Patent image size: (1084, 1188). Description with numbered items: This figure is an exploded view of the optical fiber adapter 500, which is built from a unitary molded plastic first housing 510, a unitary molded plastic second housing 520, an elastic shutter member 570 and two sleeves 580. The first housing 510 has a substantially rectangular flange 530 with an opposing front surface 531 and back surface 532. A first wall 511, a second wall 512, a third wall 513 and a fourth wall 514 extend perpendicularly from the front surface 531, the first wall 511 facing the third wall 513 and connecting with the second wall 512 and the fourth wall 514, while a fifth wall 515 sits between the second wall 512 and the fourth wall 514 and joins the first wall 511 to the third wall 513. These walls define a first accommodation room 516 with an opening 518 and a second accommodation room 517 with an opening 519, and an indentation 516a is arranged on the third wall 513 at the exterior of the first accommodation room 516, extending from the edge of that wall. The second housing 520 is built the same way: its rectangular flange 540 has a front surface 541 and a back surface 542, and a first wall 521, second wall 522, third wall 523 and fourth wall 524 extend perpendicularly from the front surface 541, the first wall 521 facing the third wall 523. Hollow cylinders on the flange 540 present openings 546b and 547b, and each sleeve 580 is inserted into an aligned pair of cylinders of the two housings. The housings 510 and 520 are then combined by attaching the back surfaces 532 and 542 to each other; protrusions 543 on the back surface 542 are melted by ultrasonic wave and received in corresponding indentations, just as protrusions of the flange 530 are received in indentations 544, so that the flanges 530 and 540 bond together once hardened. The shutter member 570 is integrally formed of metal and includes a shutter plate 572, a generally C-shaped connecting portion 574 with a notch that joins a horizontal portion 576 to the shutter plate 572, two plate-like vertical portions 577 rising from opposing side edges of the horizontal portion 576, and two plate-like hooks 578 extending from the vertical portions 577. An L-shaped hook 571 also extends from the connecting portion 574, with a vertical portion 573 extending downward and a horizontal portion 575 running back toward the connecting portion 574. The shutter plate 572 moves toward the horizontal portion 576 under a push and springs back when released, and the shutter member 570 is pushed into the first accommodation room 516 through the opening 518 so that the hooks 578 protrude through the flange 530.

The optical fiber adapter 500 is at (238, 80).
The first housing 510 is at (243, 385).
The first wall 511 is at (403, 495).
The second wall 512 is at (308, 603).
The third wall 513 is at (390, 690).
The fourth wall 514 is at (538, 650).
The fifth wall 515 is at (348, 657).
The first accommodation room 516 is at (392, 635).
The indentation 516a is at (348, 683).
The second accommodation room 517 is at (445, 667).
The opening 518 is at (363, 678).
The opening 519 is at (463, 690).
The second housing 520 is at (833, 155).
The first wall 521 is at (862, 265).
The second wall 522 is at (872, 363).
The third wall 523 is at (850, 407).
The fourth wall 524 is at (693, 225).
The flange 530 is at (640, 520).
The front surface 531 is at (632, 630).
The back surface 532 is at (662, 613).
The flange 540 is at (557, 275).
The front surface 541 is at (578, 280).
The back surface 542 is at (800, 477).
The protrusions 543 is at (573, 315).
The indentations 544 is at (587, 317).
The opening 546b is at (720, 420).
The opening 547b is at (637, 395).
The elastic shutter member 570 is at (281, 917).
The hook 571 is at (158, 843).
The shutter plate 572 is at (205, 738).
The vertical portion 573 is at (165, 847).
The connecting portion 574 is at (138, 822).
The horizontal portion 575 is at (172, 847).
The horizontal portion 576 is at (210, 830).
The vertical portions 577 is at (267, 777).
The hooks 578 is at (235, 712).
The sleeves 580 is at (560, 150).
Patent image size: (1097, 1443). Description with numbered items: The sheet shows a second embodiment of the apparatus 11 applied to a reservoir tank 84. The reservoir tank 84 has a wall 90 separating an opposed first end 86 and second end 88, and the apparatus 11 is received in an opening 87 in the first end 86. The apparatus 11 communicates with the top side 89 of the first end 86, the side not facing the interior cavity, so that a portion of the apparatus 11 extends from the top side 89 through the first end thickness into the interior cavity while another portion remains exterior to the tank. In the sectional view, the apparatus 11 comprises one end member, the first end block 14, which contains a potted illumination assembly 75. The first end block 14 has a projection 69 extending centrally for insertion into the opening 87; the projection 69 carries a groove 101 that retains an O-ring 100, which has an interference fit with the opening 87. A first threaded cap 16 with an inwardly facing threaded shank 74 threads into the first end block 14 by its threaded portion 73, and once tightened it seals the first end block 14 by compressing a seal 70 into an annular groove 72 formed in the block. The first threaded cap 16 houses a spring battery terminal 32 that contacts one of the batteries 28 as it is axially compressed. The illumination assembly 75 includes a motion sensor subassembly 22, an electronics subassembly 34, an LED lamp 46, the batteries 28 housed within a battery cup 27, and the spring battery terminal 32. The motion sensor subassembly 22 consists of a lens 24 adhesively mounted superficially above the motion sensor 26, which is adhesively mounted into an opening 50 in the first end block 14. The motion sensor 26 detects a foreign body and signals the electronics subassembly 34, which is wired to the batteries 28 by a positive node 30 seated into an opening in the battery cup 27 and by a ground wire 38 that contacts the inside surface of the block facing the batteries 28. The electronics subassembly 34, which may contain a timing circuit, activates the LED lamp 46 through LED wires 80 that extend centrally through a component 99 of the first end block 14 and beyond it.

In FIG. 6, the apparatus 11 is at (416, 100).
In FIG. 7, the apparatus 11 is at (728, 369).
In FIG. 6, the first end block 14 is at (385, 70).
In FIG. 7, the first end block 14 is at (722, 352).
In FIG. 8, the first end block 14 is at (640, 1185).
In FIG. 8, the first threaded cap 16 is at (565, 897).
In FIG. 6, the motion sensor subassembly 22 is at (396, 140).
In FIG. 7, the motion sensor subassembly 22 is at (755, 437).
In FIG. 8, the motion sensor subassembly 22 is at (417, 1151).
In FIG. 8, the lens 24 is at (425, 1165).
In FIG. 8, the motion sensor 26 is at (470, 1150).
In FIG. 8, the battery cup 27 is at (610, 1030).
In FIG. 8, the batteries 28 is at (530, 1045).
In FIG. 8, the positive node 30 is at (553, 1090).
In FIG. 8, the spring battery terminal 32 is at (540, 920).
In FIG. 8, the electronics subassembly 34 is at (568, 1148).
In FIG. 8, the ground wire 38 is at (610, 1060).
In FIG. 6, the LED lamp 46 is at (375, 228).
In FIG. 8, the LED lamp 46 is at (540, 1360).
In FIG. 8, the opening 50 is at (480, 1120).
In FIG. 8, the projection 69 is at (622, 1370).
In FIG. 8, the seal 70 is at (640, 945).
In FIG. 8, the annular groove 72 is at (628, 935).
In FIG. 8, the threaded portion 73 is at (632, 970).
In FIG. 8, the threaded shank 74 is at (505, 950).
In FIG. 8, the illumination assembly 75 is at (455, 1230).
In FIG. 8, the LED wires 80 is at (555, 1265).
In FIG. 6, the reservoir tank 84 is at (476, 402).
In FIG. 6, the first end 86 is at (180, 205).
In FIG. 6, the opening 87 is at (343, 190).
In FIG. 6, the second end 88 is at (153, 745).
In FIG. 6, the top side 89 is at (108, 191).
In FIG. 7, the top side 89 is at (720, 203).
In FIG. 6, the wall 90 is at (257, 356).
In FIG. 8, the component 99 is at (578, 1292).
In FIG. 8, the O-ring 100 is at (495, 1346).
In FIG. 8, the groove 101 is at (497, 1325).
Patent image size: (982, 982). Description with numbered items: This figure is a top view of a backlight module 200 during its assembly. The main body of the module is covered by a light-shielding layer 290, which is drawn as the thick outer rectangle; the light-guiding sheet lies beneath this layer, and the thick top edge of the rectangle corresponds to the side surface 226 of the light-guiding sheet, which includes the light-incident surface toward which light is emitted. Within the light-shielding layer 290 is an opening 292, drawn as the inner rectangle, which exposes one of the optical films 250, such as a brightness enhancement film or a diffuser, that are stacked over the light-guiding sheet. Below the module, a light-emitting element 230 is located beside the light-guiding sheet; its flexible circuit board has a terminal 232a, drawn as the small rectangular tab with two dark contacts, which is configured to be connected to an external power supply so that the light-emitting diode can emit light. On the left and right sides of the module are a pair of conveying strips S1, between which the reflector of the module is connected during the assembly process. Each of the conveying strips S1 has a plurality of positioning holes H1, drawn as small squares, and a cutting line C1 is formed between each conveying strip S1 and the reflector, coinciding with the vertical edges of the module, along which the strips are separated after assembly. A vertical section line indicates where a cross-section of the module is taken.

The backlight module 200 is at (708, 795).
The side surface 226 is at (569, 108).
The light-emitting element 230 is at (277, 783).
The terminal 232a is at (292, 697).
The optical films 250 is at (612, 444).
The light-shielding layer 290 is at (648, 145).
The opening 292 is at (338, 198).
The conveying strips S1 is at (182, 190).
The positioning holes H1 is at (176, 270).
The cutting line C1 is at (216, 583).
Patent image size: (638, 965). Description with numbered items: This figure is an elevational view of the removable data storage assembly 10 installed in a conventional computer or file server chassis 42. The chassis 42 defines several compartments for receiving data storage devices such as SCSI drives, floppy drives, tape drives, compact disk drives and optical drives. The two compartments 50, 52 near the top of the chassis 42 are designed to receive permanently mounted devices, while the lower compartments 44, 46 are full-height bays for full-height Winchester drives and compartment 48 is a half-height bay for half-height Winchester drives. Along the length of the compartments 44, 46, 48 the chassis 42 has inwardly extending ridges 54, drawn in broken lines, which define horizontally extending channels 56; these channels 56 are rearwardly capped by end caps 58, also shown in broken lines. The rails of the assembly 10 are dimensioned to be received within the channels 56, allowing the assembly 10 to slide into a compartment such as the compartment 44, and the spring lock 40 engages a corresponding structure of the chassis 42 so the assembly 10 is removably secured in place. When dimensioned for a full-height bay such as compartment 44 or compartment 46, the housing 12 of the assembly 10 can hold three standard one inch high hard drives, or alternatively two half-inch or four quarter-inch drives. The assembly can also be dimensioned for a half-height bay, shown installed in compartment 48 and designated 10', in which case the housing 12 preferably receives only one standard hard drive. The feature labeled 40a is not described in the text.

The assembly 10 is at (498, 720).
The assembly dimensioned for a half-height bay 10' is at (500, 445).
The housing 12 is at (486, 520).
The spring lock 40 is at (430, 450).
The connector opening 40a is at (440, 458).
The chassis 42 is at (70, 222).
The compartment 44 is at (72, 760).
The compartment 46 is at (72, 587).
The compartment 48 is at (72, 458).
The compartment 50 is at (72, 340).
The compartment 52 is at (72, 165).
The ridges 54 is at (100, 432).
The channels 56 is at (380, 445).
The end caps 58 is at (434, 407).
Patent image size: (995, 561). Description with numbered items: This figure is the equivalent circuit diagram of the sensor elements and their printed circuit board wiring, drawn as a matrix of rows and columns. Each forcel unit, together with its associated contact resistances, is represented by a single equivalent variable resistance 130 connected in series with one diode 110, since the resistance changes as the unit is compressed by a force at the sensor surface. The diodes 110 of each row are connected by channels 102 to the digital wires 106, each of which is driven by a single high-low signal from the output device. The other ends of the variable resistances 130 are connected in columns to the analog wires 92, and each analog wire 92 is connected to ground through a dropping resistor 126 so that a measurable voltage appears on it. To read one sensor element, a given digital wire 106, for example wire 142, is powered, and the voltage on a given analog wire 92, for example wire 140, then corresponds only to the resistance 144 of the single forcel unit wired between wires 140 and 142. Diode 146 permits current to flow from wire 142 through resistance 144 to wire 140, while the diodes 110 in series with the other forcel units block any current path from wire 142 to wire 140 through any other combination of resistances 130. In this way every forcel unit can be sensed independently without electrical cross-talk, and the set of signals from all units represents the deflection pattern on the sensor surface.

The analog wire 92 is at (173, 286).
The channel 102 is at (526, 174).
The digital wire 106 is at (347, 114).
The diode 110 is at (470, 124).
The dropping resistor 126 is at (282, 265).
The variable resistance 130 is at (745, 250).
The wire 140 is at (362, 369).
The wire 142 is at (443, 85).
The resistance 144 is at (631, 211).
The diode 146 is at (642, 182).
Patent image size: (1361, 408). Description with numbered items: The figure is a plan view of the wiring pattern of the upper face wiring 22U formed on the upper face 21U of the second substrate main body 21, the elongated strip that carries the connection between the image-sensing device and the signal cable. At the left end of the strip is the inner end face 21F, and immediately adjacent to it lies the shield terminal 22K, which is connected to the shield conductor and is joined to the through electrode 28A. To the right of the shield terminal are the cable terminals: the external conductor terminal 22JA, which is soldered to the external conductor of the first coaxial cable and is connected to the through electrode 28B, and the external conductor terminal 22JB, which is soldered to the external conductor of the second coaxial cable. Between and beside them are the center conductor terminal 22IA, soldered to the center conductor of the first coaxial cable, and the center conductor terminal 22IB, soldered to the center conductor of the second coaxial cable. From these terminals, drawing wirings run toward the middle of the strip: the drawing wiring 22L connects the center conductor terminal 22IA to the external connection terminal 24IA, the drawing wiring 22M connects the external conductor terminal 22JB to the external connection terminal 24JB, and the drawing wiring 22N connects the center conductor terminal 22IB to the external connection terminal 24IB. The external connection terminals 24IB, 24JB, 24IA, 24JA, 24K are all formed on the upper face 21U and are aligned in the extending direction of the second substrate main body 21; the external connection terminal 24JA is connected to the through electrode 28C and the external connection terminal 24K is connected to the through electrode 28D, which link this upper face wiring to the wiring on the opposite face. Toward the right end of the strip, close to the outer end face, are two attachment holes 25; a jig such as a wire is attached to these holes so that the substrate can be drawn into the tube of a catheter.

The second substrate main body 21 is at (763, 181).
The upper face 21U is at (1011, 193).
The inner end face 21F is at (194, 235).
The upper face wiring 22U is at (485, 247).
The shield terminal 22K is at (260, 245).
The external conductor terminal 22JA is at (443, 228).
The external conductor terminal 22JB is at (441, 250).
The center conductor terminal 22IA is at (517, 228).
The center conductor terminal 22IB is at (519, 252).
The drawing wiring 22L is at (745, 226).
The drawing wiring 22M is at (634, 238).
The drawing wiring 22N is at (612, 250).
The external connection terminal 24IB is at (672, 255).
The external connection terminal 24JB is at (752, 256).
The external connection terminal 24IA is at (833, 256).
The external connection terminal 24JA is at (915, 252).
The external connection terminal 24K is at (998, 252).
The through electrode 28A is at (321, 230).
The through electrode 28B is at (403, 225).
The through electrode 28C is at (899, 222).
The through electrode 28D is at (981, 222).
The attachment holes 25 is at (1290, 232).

* **Instructions for the task**: Duplicate the lines verbatim, starting with the line that contains "Patent image size: (638, 965)." and going on through the line that contains "The housing 12 is at (486, 520).".

* **Exercise response**:
Patent image size: (638, 965). Description with numbered items: This figure is an elevational view of the removable data storage assembly 10 installed in a conventional computer or file server chassis 42. The chassis 42 defines several compartments for receiving data storage devices such as SCSI drives, floppy drives, tape drives, compact disk drives and optical drives. The two compartments 50, 52 near the top of the chassis 42 are designed to receive permanently mounted devices, while the lower compartments 44, 46 are full-height bays for full-height Winchester drives and compartment 48 is a half-height bay for half-height Winchester drives. Along the length of the compartments 44, 46, 48 the chassis 42 has inwardly extending ridges 54, drawn in broken lines, which define horizontally extending channels 56; these channels 56 are rearwardly capped by end caps 58, also shown in broken lines. The rails of the assembly 10 are dimensioned to be received within the channels 56, allowing the assembly 10 to slide into a compartment such as the compartment 44, and the spring lock 40 engages a corresponding structure of the chassis 42 so the assembly 10 is removably secured in place. When dimensioned for a full-height bay such as compartment 44 or compartment 46, the housing 12 of the assembly 10 can hold three standard one inch high hard drives, or alternatively two half-inch or four quarter-inch drives. The assembly can also be dimensioned for a half-height bay, shown installed in compartment 48 and designated 10', in which case the housing 12 preferably receives only one standard hard drive. The feature labeled 40a is not described in the text.

The assembly 10 is at (498, 720).
The assembly dimensioned for a half-height bay 10' is at (500, 445).
The housing 12 is at (486, 520).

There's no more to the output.